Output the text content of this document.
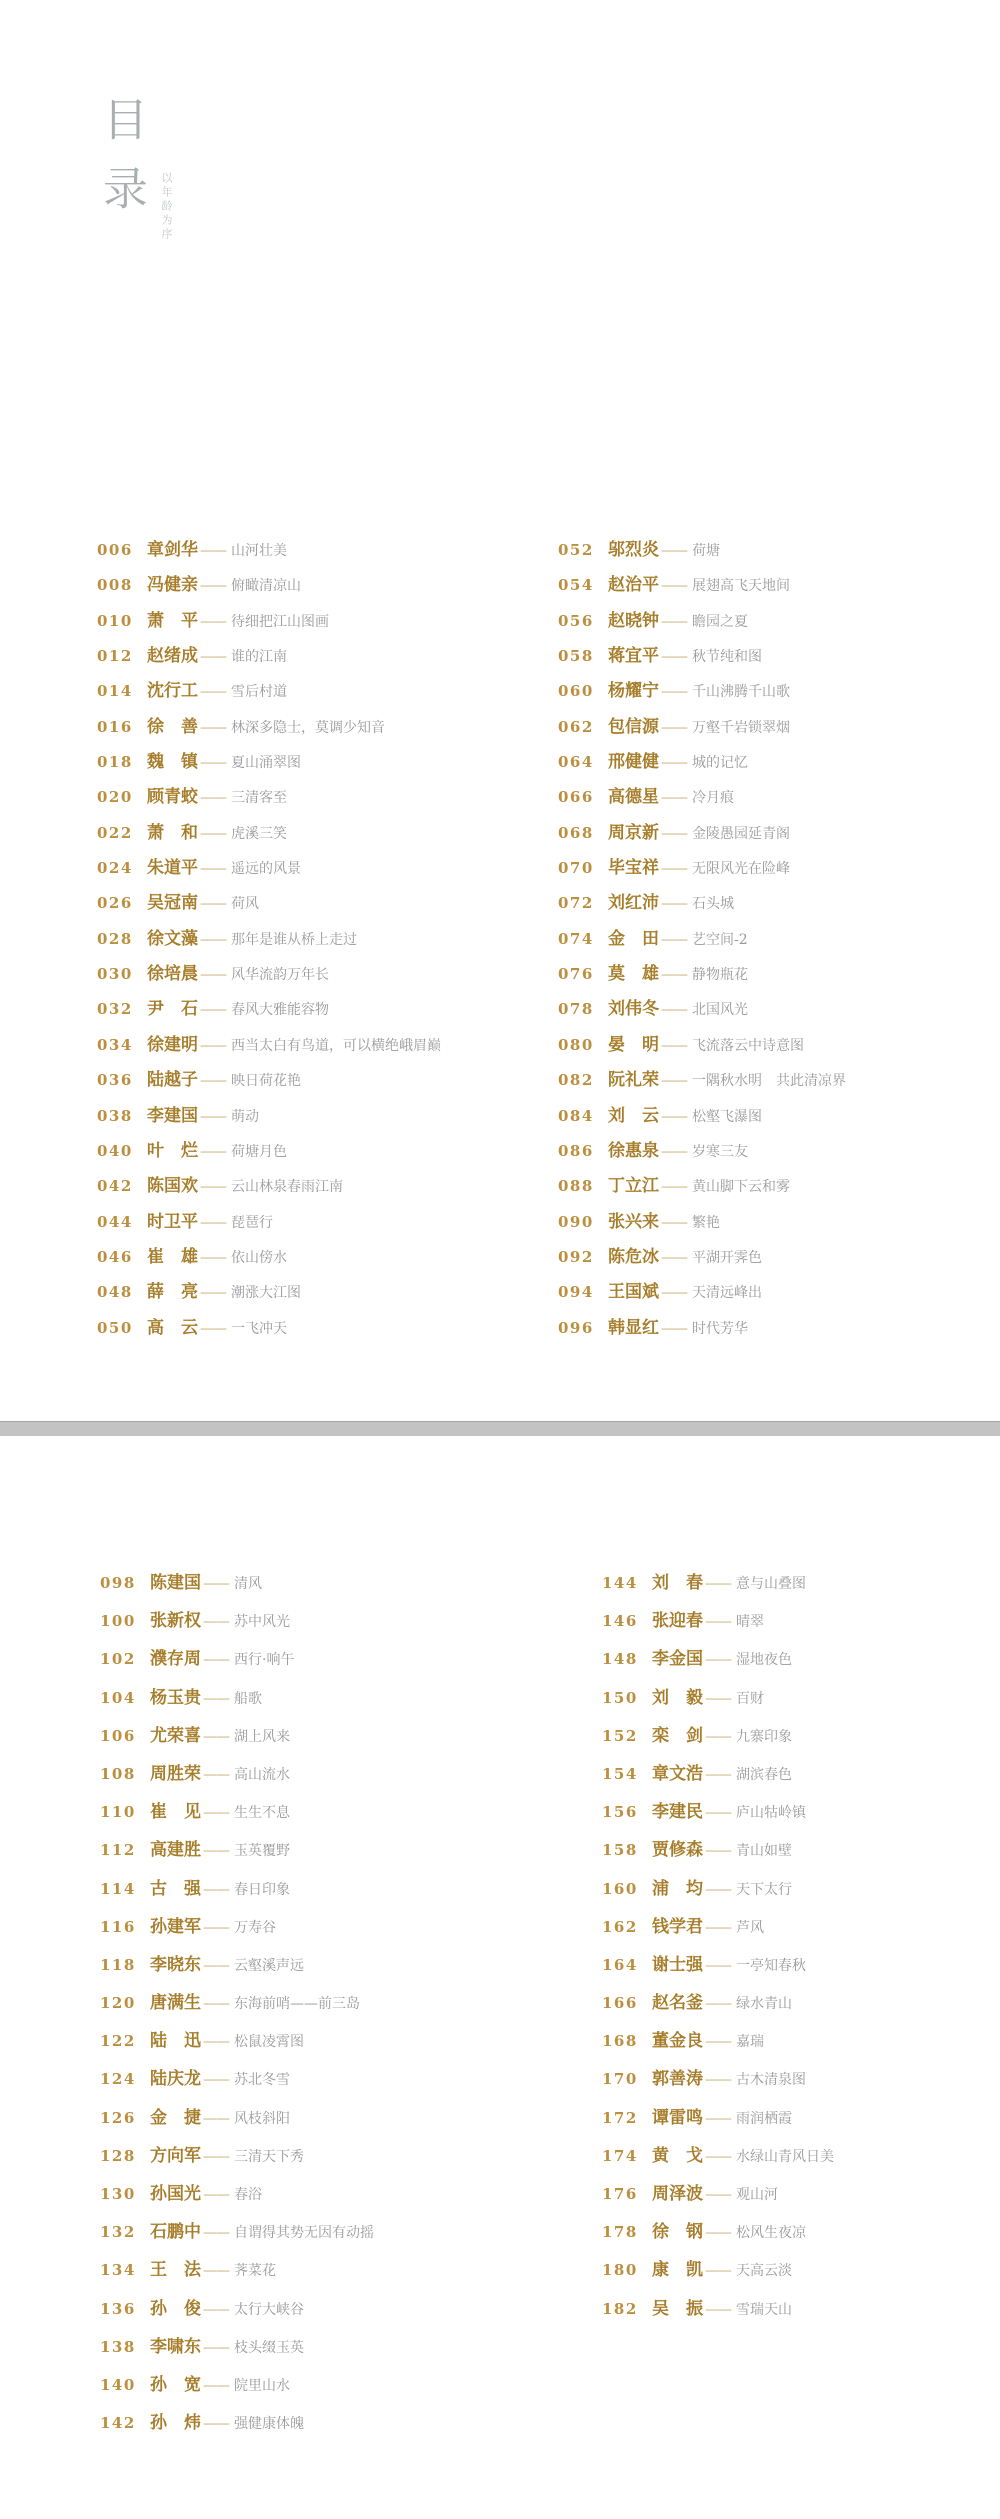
目录 以年龄为序
006 章剑华 —— 山河壮美
008 冯健亲 —— 俯瞰清凉山
010 萧　平 —— 待细把江山图画
012 赵绪成 —— 谁的江南
014 沈行工 —— 雪后村道
016 徐　善 —— 林深多隐士，莫调少知音
018 魏　镇 —— 夏山涌翠图
020 顾青蛟 —— 三清客至
022 萧　和 —— 虎溪三笑
024 朱道平 —— 遥远的风景
026 吴冠南 —— 荷风
028 徐文藻 —— 那年是谁从桥上走过
030 徐培晨 —— 风华流韵万年长
032 尹　石 —— 春风大雅能容物
034 徐建明 —— 西当太白有鸟道，可以横绝峨眉巅
036 陆越子 —— 映日荷花艳
038 李建国 —— 萌动
040 叶　烂 —— 荷塘月色
042 陈国欢 —— 云山林泉春雨江南
044 时卫平 —— 琵琶行
046 崔　雄 —— 依山傍水
048 薛　亮 —— 潮涨大江图
050 高　云 —— 一飞冲天
052 邬烈炎 —— 荷塘
054 赵治平 —— 展翅高飞天地间
056 赵晓钟 —— 瞻园之夏
058 蒋宜平 —— 秋节纯和图
060 杨耀宁 —— 千山沸腾千山歌
062 包信源 —— 万壑千岩锁翠烟
064 邢健健 —— 城的记忆
066 高德星 —— 冷月痕
068 周京新 —— 金陵愚园延青阁
070 毕宝祥 —— 无限风光在险峰
072 刘红沛 —— 石头城
074 金　田 —— 艺空间-2
076 莫　雄 —— 静物瓶花
078 刘伟冬 —— 北国风光
080 晏　明 —— 飞流落云中诗意图
082 阮礼荣 —— 一隅秋水明　共此清凉界
084 刘　云 —— 松壑飞瀑图
086 徐惠泉 —— 岁寒三友
088 丁立江 —— 黄山脚下云和雾
090 张兴来 —— 繁艳
092 陈危冰 —— 平湖开霁色
094 王国斌 —— 天清远峰出
096 韩显红 —— 时代芳华
098 陈建国 —— 清风
100 张新权 —— 苏中风光
102 濮存周 —— 西行·响午
104 杨玉贵 —— 船歌
106 尤荣喜 —— 湖上风来
108 周胜荣 —— 高山流水
110 崔　见 —— 生生不息
112 高建胜 —— 玉英覆野
114 古　强 —— 春日印象
116 孙建军 —— 万寿谷
118 李晓东 —— 云壑溪声远
120 唐满生 —— 东海前哨——前三岛
122 陆　迅 —— 松鼠凌霄图
124 陆庆龙 —— 苏北冬雪
126 金　捷 —— 风枝斜阳
128 方向军 —— 三清天下秀
130 孙国光 —— 春浴
132 石鹏中 —— 自谓得其势无因有动摇
134 王　法 —— 荠菜花
136 孙　俊 —— 太行大峡谷
138 李啸东 —— 枝头缀玉英
140 孙　宽 —— 院里山水
142 孙　炜 —— 强健康体魄
144 刘　春 —— 意与山叠图
146 张迎春 —— 晴翠
148 李金国 —— 湿地夜色
150 刘　毅 —— 百财
152 栾　剑 —— 九寨印象
154 章文浩 —— 湖滨春色
156 李建民 —— 庐山牯岭镇
158 贾修森 —— 青山如壁
160 浦　均 —— 天下太行
162 钱学君 —— 芦风
164 谢士强 —— 一亭知春秋
166 赵名釜 —— 绿水青山
168 董金良 —— 嘉瑞
170 郭善涛 —— 古木清泉图
172 谭雷鸣 —— 雨润栖霞
174 黄　戈 —— 水绿山青风日美
176 周泽波 —— 观山河
178 徐　钢 —— 松风生夜凉
180 康　凯 —— 天高云淡
182 吴　振 —— 雪瑞天山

__________

*Written exercise*. Repeat each record exactly, with the pictures left out.

*Reply to the task*.
Output the text content of this document.
目录 以年龄为序
006 章剑华 —— 山河壮美
008 冯健亲 —— 俯瞰清凉山
010 萧　平 —— 待细把江山图画
012 赵绪成 —— 谁的江南
014 沈行工 —— 雪后村道
016 徐　善 —— 林深多隐士，莫调少知音
018 魏　镇 —— 夏山涌翠图
020 顾青蛟 —— 三清客至
022 萧　和 —— 虎溪三笑
024 朱道平 —— 遥远的风景
026 吴冠南 —— 荷风
028 徐文藻 —— 那年是谁从桥上走过
030 徐培晨 —— 风华流韵万年长
032 尹　石 —— 春风大雅能容物
034 徐建明 —— 西当太白有鸟道，可以横绝峨眉巅
036 陆越子 —— 映日荷花艳
038 李建国 —— 萌动
040 叶　烂 —— 荷塘月色
042 陈国欢 —— 云山林泉春雨江南
044 时卫平 —— 琵琶行
046 崔　雄 —— 依山傍水
048 薛　亮 —— 潮涨大江图
050 高　云 —— 一飞冲天
052 邬烈炎 —— 荷塘
054 赵治平 —— 展翅高飞天地间
056 赵晓钟 —— 瞻园之夏
058 蒋宜平 —— 秋节纯和图
060 杨耀宁 —— 千山沸腾千山歌
062 包信源 —— 万壑千岩锁翠烟
064 邢健健 —— 城的记忆
066 高德星 —— 冷月痕
068 周京新 —— 金陵愚园延青阁
070 毕宝祥 —— 无限风光在险峰
072 刘红沛 —— 石头城
074 金　田 —— 艺空间-2
076 莫　雄 —— 静物瓶花
078 刘伟冬 —— 北国风光
080 晏　明 —— 飞流落云中诗意图
082 阮礼荣 —— 一隅秋水明　共此清凉界
084 刘　云 —— 松壑飞瀑图
086 徐惠泉 —— 岁寒三友
088 丁立江 —— 黄山脚下云和雾
090 张兴来 —— 繁艳
092 陈危冰 —— 平湖开霁色
094 王国斌 —— 天清远峰出
096 韩显红 —— 时代芳华
098 陈建国 —— 清风
100 张新权 —— 苏中风光
102 濮存周 —— 西行·响午
104 杨玉贵 —— 船歌
106 尤荣喜 —— 湖上风来
108 周胜荣 —— 高山流水
110 崔　见 —— 生生不息
112 高建胜 —— 玉英覆野
114 古　强 —— 春日印象
116 孙建军 —— 万寿谷
118 李晓东 —— 云壑溪声远
120 唐满生 —— 东海前哨——前三岛
122 陆　迅 —— 松鼠凌霄图
124 陆庆龙 —— 苏北冬雪
126 金　捷 —— 风枝斜阳
128 方向军 —— 三清天下秀
130 孙国光 —— 春浴
132 石鹏中 —— 自谓得其势无因有动摇
134 王　法 —— 荠菜花
136 孙　俊 —— 太行大峡谷
138 李啸东 —— 枝头缀玉英
140 孙　宽 —— 院里山水
142 孙　炜 —— 强健康体魄
144 刘　春 —— 意与山叠图
146 张迎春 —— 晴翠
148 李金国 —— 湿地夜色
150 刘　毅 —— 百财
152 栾　剑 —— 九寨印象
154 章文浩 —— 湖滨春色
156 李建民 —— 庐山牯岭镇
158 贾修森 —— 青山如壁
160 浦　均 —— 天下太行
162 钱学君 —— 芦风
164 谢士强 —— 一亭知春秋
166 赵名釜 —— 绿水青山
168 董金良 —— 嘉瑞
170 郭善涛 —— 古木清泉图
172 谭雷鸣 —— 雨润栖霞
174 黄　戈 —— 水绿山青风日美
176 周泽波 —— 观山河
178 徐　钢 —— 松风生夜凉
180 康　凯 —— 天高云淡
182 吴　振 —— 雪瑞天山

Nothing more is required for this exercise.